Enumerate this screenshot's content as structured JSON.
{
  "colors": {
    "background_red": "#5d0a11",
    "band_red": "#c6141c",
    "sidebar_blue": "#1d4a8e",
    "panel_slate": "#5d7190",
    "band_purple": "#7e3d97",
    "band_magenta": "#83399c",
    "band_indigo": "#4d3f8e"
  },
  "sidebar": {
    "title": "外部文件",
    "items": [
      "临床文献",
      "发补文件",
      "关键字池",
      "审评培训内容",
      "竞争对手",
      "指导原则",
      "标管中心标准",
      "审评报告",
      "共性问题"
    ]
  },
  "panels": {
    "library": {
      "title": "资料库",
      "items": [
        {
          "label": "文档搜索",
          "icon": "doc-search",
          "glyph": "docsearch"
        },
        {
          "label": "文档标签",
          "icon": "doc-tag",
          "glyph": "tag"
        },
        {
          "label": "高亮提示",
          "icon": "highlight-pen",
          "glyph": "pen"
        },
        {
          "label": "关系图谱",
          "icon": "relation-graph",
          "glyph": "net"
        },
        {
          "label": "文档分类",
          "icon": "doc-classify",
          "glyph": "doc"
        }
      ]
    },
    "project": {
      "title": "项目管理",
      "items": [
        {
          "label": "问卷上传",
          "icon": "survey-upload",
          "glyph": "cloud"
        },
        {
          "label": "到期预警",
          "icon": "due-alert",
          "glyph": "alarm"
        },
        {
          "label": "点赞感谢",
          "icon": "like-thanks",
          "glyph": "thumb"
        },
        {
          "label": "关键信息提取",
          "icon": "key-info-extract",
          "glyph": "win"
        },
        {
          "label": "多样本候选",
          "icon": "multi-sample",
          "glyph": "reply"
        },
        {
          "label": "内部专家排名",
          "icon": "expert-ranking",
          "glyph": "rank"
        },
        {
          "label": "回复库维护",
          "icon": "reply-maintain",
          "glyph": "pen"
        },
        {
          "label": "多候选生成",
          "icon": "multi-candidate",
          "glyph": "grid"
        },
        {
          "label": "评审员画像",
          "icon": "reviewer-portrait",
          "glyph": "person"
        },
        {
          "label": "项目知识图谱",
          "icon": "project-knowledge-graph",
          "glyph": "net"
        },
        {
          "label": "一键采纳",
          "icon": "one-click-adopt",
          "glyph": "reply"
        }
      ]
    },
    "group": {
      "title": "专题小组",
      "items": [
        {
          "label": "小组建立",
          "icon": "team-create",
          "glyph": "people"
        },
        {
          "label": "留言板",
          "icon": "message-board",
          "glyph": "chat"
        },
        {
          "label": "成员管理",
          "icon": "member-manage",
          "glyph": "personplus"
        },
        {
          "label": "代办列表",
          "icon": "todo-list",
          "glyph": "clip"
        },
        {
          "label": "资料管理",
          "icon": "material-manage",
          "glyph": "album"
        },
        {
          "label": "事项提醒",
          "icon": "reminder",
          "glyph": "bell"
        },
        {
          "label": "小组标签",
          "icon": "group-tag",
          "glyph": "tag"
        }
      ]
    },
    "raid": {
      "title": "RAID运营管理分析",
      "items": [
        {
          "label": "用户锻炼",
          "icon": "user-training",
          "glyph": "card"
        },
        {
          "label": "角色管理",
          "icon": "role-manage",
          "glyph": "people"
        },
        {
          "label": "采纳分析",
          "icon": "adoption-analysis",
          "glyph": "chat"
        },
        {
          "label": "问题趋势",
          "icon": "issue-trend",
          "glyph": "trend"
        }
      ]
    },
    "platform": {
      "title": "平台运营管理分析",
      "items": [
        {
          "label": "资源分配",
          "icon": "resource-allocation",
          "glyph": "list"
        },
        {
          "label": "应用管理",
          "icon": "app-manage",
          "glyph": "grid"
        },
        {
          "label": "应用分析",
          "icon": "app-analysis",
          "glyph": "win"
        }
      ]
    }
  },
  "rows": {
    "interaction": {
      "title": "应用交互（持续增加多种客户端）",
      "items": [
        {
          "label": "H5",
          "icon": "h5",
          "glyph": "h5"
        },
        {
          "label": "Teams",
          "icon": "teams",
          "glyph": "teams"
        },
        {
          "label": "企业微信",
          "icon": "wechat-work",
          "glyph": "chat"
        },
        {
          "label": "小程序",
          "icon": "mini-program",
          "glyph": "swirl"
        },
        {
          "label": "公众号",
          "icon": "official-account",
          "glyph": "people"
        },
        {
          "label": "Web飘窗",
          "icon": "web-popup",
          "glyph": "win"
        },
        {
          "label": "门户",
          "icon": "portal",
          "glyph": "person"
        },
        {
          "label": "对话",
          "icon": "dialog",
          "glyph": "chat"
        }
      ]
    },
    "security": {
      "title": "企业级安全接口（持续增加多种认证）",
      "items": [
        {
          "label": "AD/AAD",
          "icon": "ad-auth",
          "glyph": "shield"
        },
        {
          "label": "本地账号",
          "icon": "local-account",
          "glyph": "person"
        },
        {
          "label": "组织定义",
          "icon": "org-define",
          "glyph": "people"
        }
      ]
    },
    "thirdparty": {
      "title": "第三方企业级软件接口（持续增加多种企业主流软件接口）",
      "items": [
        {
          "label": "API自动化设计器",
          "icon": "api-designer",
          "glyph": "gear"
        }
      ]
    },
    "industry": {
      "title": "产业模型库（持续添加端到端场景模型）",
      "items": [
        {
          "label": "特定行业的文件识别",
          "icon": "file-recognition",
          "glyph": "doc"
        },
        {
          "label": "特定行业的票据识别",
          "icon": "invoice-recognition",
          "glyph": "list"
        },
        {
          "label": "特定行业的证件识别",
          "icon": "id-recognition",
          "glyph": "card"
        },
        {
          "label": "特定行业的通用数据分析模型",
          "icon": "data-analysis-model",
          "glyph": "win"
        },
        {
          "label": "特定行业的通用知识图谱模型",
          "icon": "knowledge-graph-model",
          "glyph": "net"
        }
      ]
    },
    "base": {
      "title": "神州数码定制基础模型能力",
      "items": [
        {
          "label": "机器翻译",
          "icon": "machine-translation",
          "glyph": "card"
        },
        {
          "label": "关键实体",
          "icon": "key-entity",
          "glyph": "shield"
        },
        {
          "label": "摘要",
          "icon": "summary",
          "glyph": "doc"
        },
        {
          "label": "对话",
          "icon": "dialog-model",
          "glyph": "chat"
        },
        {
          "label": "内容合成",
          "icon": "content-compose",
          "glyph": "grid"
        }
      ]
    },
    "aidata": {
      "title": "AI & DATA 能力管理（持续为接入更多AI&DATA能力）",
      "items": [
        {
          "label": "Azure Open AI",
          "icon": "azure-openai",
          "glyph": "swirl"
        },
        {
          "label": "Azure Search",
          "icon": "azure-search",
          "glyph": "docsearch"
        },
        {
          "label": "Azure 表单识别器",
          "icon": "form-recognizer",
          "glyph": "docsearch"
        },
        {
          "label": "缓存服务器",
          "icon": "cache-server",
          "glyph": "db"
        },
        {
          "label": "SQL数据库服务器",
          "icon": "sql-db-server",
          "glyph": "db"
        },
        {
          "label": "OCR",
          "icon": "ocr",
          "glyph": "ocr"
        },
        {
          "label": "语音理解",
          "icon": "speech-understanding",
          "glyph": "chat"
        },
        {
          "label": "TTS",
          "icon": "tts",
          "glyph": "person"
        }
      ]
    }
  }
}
===============
(GOAL):
Gather up the lines that contain the word "model".

(REPLY TO THE EXERCISE):
          "icon": "data-analysis-model",
          "icon": "knowledge-graph-model",
          "icon": "dialog-model",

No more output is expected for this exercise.